## Written task
Reproduce the complete listing without any deviation.

※

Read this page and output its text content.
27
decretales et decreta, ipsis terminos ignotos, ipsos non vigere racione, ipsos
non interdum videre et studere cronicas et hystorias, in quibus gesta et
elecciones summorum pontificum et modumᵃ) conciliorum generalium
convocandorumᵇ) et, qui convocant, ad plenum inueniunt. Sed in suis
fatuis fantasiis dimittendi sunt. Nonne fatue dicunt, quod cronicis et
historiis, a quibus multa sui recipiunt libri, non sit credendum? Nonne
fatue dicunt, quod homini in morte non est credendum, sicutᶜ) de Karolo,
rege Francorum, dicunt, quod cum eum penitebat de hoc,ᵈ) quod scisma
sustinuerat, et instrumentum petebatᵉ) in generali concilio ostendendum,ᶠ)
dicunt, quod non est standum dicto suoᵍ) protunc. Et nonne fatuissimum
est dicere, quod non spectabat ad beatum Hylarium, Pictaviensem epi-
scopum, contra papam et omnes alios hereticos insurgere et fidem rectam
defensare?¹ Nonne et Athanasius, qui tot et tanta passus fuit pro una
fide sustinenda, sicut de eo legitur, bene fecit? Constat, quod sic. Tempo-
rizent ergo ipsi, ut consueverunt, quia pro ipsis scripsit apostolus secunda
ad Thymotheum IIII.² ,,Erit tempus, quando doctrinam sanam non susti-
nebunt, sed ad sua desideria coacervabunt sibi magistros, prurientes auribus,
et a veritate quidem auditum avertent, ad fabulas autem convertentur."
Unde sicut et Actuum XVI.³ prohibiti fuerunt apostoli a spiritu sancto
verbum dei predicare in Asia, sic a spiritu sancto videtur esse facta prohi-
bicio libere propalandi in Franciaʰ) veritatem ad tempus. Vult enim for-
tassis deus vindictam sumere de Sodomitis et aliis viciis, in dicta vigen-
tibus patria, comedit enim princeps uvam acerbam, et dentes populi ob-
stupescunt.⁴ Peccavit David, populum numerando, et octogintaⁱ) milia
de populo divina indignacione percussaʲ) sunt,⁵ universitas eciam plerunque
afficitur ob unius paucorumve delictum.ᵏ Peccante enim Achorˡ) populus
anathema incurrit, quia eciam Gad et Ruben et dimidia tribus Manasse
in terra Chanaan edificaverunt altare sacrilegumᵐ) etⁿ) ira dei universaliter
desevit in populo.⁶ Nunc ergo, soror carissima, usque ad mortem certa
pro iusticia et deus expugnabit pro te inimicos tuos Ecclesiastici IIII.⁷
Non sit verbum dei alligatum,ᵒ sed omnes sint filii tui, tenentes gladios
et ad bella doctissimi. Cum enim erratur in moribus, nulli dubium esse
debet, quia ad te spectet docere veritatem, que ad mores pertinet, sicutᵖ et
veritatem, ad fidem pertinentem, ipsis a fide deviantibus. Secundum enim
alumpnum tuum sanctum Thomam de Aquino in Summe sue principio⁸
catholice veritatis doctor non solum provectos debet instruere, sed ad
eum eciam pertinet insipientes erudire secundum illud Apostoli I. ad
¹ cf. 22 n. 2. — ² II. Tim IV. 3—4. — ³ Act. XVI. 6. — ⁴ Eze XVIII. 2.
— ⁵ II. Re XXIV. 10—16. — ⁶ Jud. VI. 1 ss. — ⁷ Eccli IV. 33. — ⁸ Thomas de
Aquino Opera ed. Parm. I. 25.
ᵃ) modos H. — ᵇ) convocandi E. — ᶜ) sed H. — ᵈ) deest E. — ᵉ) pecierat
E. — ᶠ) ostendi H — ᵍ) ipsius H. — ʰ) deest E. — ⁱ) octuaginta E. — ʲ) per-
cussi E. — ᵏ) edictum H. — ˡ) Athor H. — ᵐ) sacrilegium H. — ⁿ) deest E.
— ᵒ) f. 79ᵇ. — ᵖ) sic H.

※

## Exercise output
Read this page and output its text content.
27
decretales et decreta, ipsis terminos ignotos, ipsos non vigere racione, ipsos
non interdum videre et studere cronicas et hystorias, in quibus gesta et
elecciones summorum pontificum et modumᵃ) conciliorum generalium
convocandorumᵇ) et, qui convocant, ad plenum inueniunt. Sed in suis
fatuis fantasiis dimittendi sunt. Nonne fatue dicunt, quod cronicis et
historiis, a quibus multa sui recipiunt libri, non sit credendum? Nonne
fatue dicunt, quod homini in morte non est credendum, sicutᶜ) de Karolo,
rege Francorum, dicunt, quod cum eum penitebat de hoc,ᵈ) quod scisma
sustinuerat, et instrumentum petebatᵉ) in generali concilio ostendendum,ᶠ)
dicunt, quod non est standum dicto suoᵍ) protunc. Et nonne fatuissimum
est dicere, quod non spectabat ad beatum Hylarium, Pictaviensem epi-
scopum, contra papam et omnes alios hereticos insurgere et fidem rectam
defensare?¹ Nonne et Athanasius, qui tot et tanta passus fuit pro una
fide sustinenda, sicut de eo legitur, bene fecit? Constat, quod sic. Tempo-
rizent ergo ipsi, ut consueverunt, quia pro ipsis scripsit apostolus secunda
ad Thymotheum IIII.² ,,Erit tempus, quando doctrinam sanam non susti-
nebunt, sed ad sua desideria coacervabunt sibi magistros, prurientes auribus,
et a veritate quidem auditum avertent, ad fabulas autem convertentur."
Unde sicut et Actuum XVI.³ prohibiti fuerunt apostoli a spiritu sancto
verbum dei predicare in Asia, sic a spiritu sancto videtur esse facta prohi-
bicio libere propalandi in Franciaʰ) veritatem ad tempus. Vult enim for-
tassis deus vindictam sumere de Sodomitis et aliis viciis, in dicta vigen-
tibus patria, comedit enim princeps uvam acerbam, et dentes populi ob-
stupescunt.⁴ Peccavit David, populum numerando, et octogintaⁱ) milia
de populo divina indignacione percussaʲ) sunt,⁵ universitas eciam plerunque
afficitur ob unius paucorumve delictum.ᵏ Peccante enim Achorˡ) populus
anathema incurrit, quia eciam Gad et Ruben et dimidia tribus Manasse
in terra Chanaan edificaverunt altare sacrilegumᵐ) etⁿ) ira dei universaliter
desevit in populo.⁶ Nunc ergo, soror carissima, usque ad mortem certa
pro iusticia et deus expugnabit pro te inimicos tuos Ecclesiastici IIII.⁷
Non sit verbum dei alligatum,ᵒ sed omnes sint filii tui, tenentes gladios
et ad bella doctissimi. Cum enim erratur in moribus, nulli dubium esse
debet, quia ad te spectet docere veritatem, que ad mores pertinet, sicutᵖ et
veritatem, ad fidem pertinentem, ipsis a fide deviantibus. Secundum enim
alumpnum tuum sanctum Thomam de Aquino in Summe sue principio⁸
catholice veritatis doctor non solum provectos debet instruere, sed ad
eum eciam pertinet insipientes erudire secundum illud Apostoli I. ad
¹ cf. 22 n. 2. — ² II. Tim IV. 3—4. — ³ Act. XVI. 6. — ⁴ Eze XVIII. 2.
— ⁵ II. Re XXIV. 10—16. — ⁶ Jud. VI. 1 ss. — ⁷ Eccli IV. 33. — ⁸ Thomas de
Aquino Opera ed. Parm. I. 25.
ᵃ) modos H. — ᵇ) convocandi E. — ᶜ) sed H. — ᵈ) deest E. — ᵉ) pecierat
E. — ᶠ) ostendi H — ᵍ) ipsius H. — ʰ) deest E. — ⁱ) octuaginta E. — ʲ) per-
cussi E. — ᵏ) edictum H. — ˡ) Athor H. — ᵐ) sacrilegium H. — ⁿ) deest E.
— ᵒ) f. 79ᵇ. — ᵖ) sic H.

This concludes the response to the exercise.